Omit every picture and output the rest of the records exactly as they are.
··· Data supplied
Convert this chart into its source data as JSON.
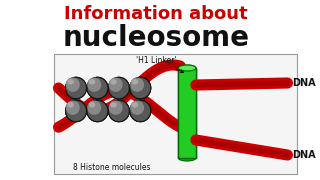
{
  "title_line1": "Information about",
  "title_line2": "nucleosome",
  "title_color1": "#cc0000",
  "title_color2": "#111111",
  "bg_color": "#ffffff",
  "diagram_bg": "#f5f5f5",
  "histone_color_dark": "#2a2a2a",
  "histone_color_mid": "#606060",
  "histone_color_light": "#aaaaaa",
  "dna_color": "#cc0000",
  "dna_dark": "#880000",
  "linker_color": "#22cc22",
  "linker_dark": "#006600",
  "label_h1": "'H1 Linker'",
  "label_histone": "8 Histone molecules",
  "label_dna": "DNA",
  "title1_fontsize": 13,
  "title2_fontsize": 20
}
······
* **Written reply**
Convert this chart into its source data as JSON.
{
  "title_line1": "Information about",
  "title_line2": "nucleosome",
  "title_color1": "#cc0000",
  "title_color2": "#111111",
  "bg_color": "#ffffff",
  "diagram_bg": "#f5f5f5",
  "histone_color_dark": "#2a2a2a",
  "histone_color_mid": "#606060",
  "histone_color_light": "#aaaaaa",
  "dna_color": "#cc0000",
  "dna_dark": "#880000",
  "linker_color": "#22cc22",
  "linker_dark": "#006600",
  "label_h1": "'H1 Linker'",
  "label_histone": "8 Histone molecules",
  "label_dna": "DNA",
  "title1_fontsize": 13,
  "title2_fontsize": 20
}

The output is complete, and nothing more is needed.